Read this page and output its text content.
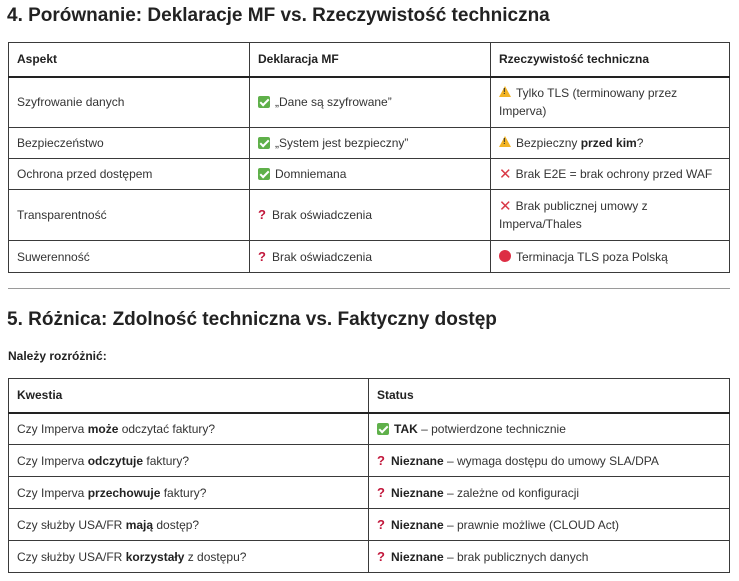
4. Porównanie: Deklaracje MF vs. Rzeczywistość techniczna
Aspekt	Deklaracja MF	Rzeczywistość techniczna
Szyfrowanie danych	„Dane są szyfrowane”	!Tylko TLS (terminowany przez Imperva)
Bezpieczeństwo	„System jest bezpieczny”	!Bezpieczny przed kim?
Ochrona przed dostępem	Domniemana	✕ Brak E2E = brak ochrony przed WAF
Transparentność	? Brak oświadczenia	✕ Brak publicznej umowy z Imperva/Thales
Suwerenność	? Brak oświadczenia	Terminacja TLS poza Polską
5. Różnica: Zdolność techniczna vs. Faktyczny dostęp
Należy rozróżnić:
Kwestia	Status
Czy Imperva może odczytać faktury?	TAK – potwierdzone technicznie
Czy Imperva odczytuje faktury?	? Nieznane – wymaga dostępu do umowy SLA/DPA
Czy Imperva przechowuje faktury?	? Nieznane – zależne od konfiguracji
Czy służby USA/FR mają dostęp?	? Nieznane – prawnie możliwe (CLOUD Act)
Czy służby USA/FR korzystały z dostępu?	? Nieznane – brak publicznych danych
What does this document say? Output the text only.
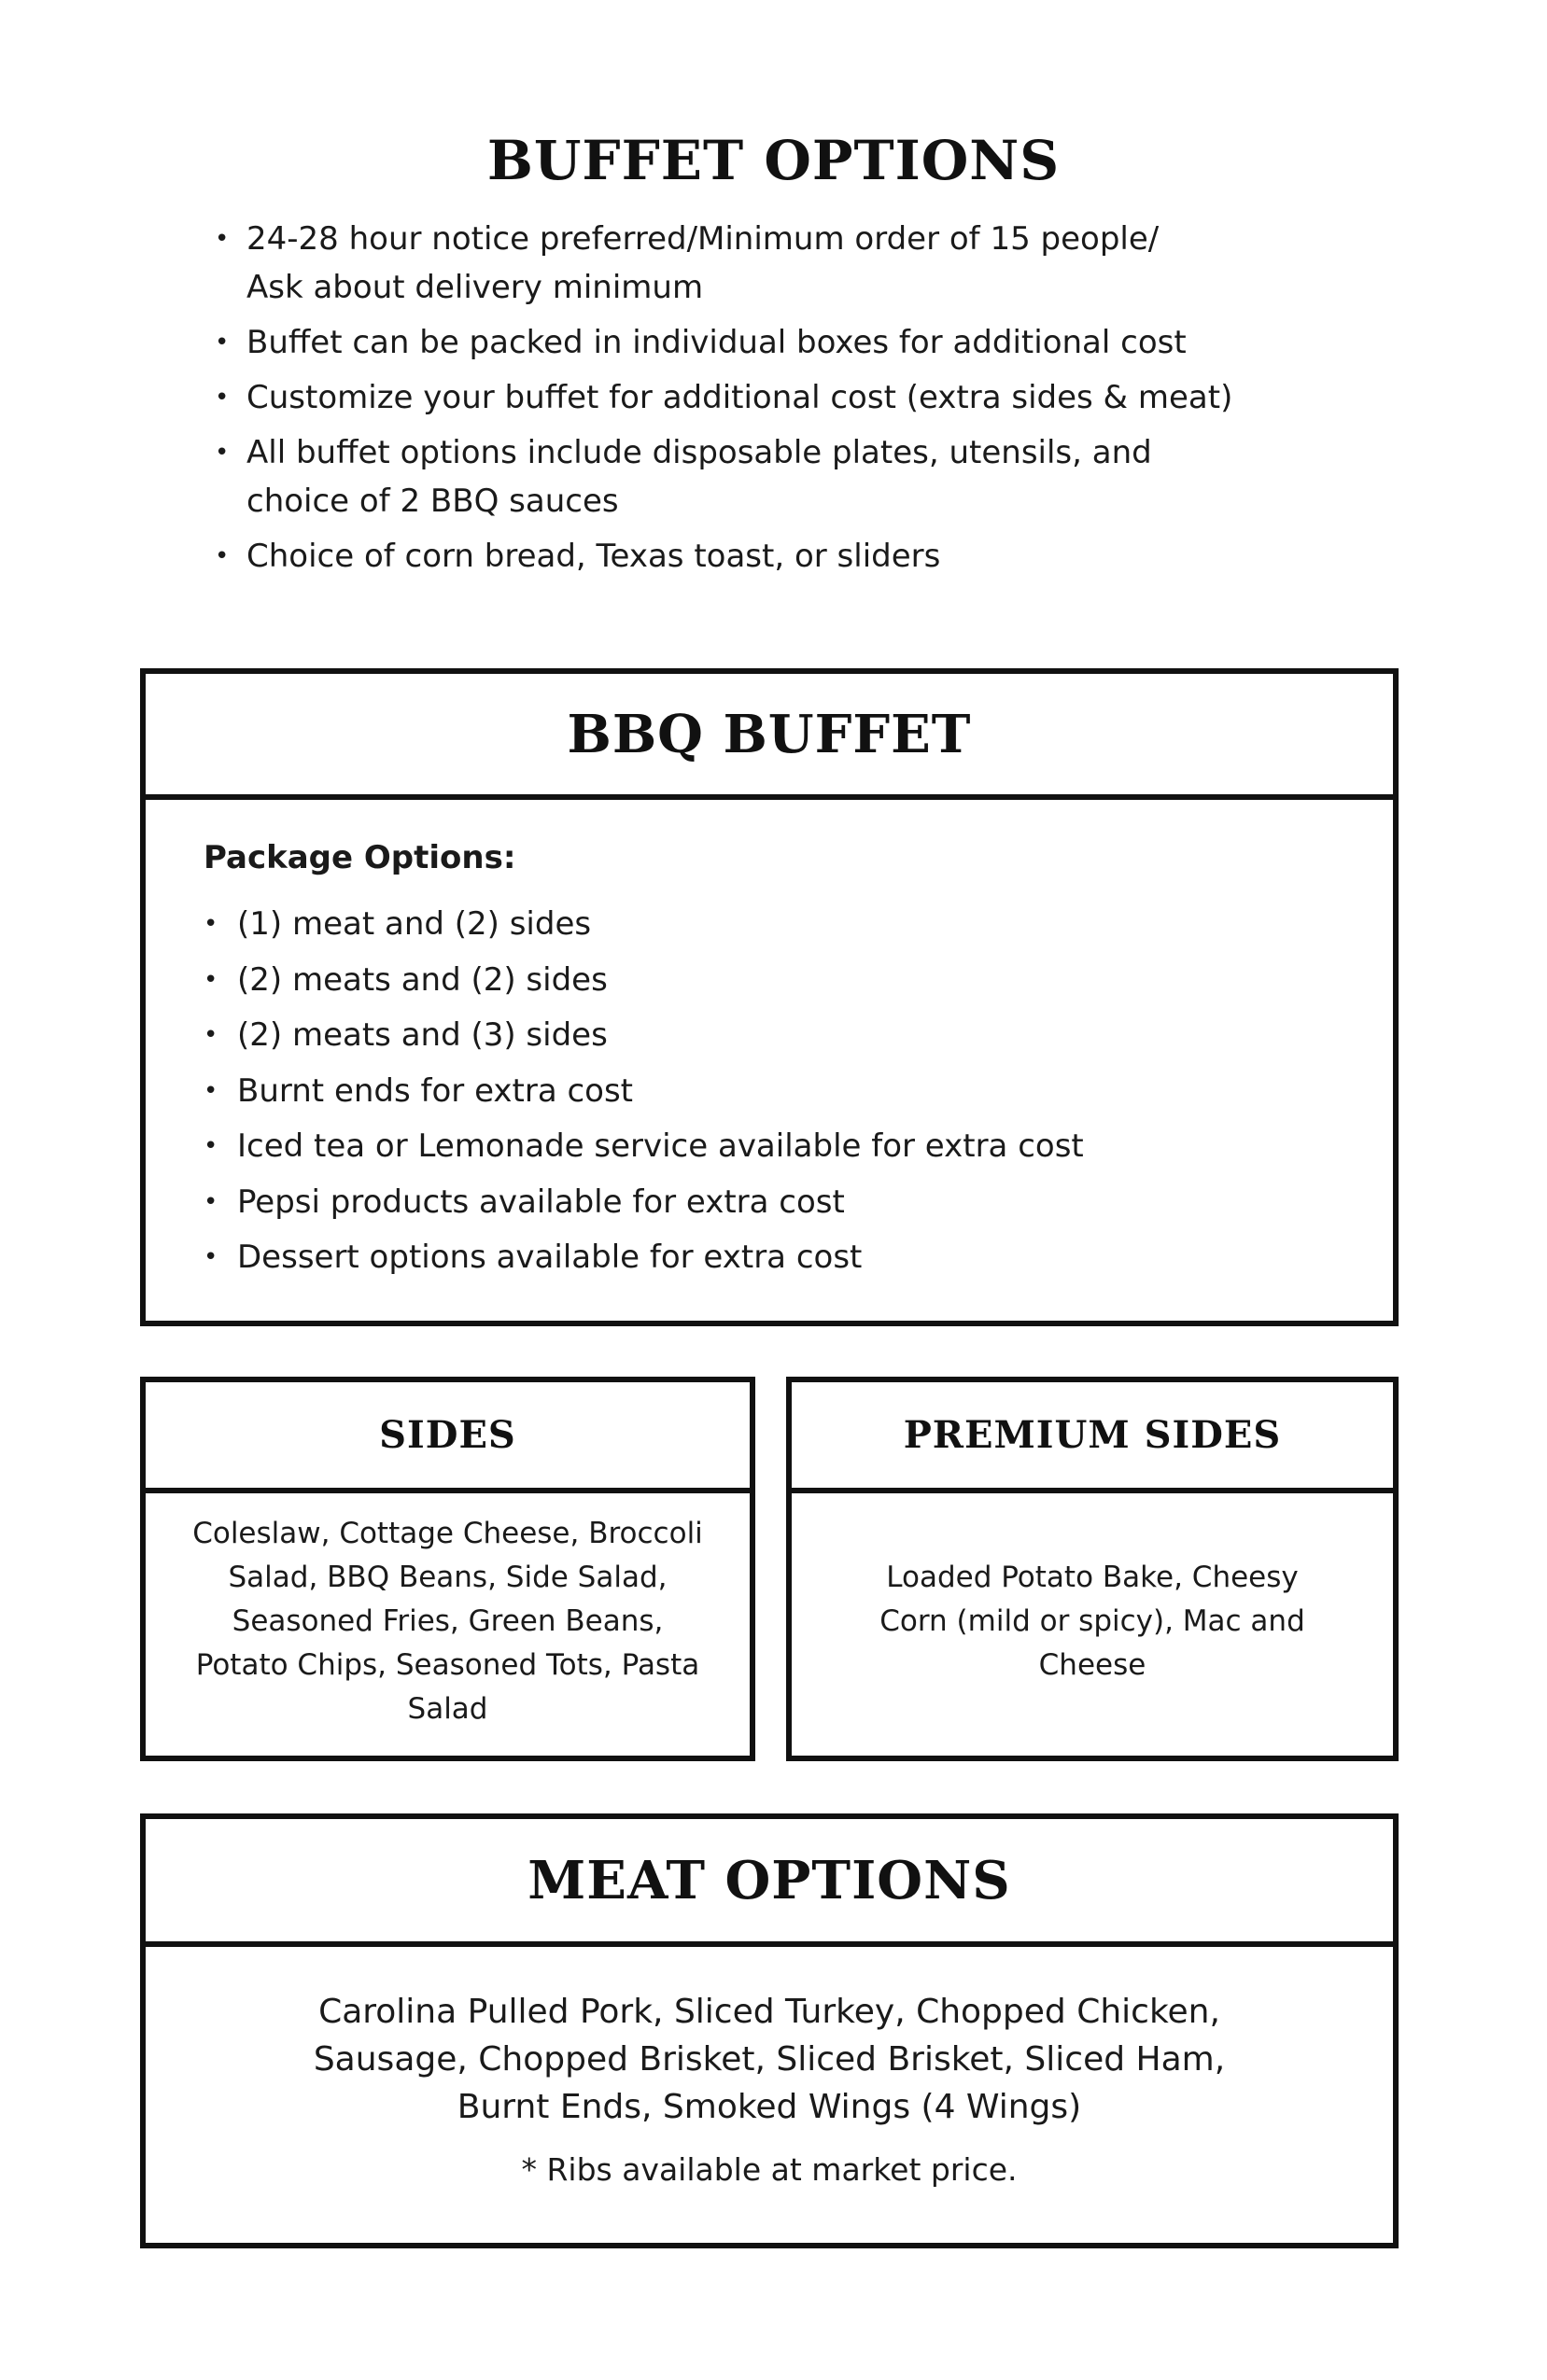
BUFFET OPTIONS
• 24-28 hour notice preferred/Minimum order of 15 people/ Ask about delivery minimum
• Buffet can be packed in individual boxes for additional cost
• Customize your buffet for additional cost (extra sides & meat)
• All buffet options include disposable plates, utensils, and choice of 2 BBQ sauces
• Choice of corn bread, Texas toast, or sliders
BBQ BUFFET
Package Options:
• (1) meat and (2) sides
• (2) meats and (2) sides
• (2) meats and (3) sides
• Burnt ends for extra cost
• Iced tea or Lemonade service available for extra cost
• Pepsi products available for extra cost
• Dessert options available for extra cost
SIDES
Coleslaw, Cottage Cheese, Broccoli Salad, BBQ Beans, Side Salad, Seasoned Fries, Green Beans, Potato Chips, Seasoned Tots, Pasta Salad
PREMIUM SIDES
Loaded Potato Bake, Cheesy Corn (mild or spicy), Mac and Cheese
MEAT OPTIONS
Carolina Pulled Pork, Sliced Turkey, Chopped Chicken, Sausage, Chopped Brisket, Sliced Brisket, Sliced Ham, Burnt Ends, Smoked Wings (4 Wings)
* Ribs available at market price.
*****
Do not copy pictures. Restate exactly the lines from the one containing "What does this" through the last line of the records.

What does this document say? Output the text only.
BUFFET OPTIONS
• 24-28 hour notice preferred/Minimum order of 15 people/ Ask about delivery minimum
• Buffet can be packed in individual boxes for additional cost
• Customize your buffet for additional cost (extra sides & meat)
• All buffet options include disposable plates, utensils, and choice of 2 BBQ sauces
• Choice of corn bread, Texas toast, or sliders
BBQ BUFFET
Package Options:
• (1) meat and (2) sides
• (2) meats and (2) sides
• (2) meats and (3) sides
• Burnt ends for extra cost
• Iced tea or Lemonade service available for extra cost
• Pepsi products available for extra cost
• Dessert options available for extra cost
SIDES
Coleslaw, Cottage Cheese, Broccoli Salad, BBQ Beans, Side Salad, Seasoned Fries, Green Beans, Potato Chips, Seasoned Tots, Pasta Salad
PREMIUM SIDES
Loaded Potato Bake, Cheesy Corn (mild or spicy), Mac and Cheese
MEAT OPTIONS
Carolina Pulled Pork, Sliced Turkey, Chopped Chicken, Sausage, Chopped Brisket, Sliced Brisket, Sliced Ham, Burnt Ends, Smoked Wings (4 Wings)
* Ribs available at market price.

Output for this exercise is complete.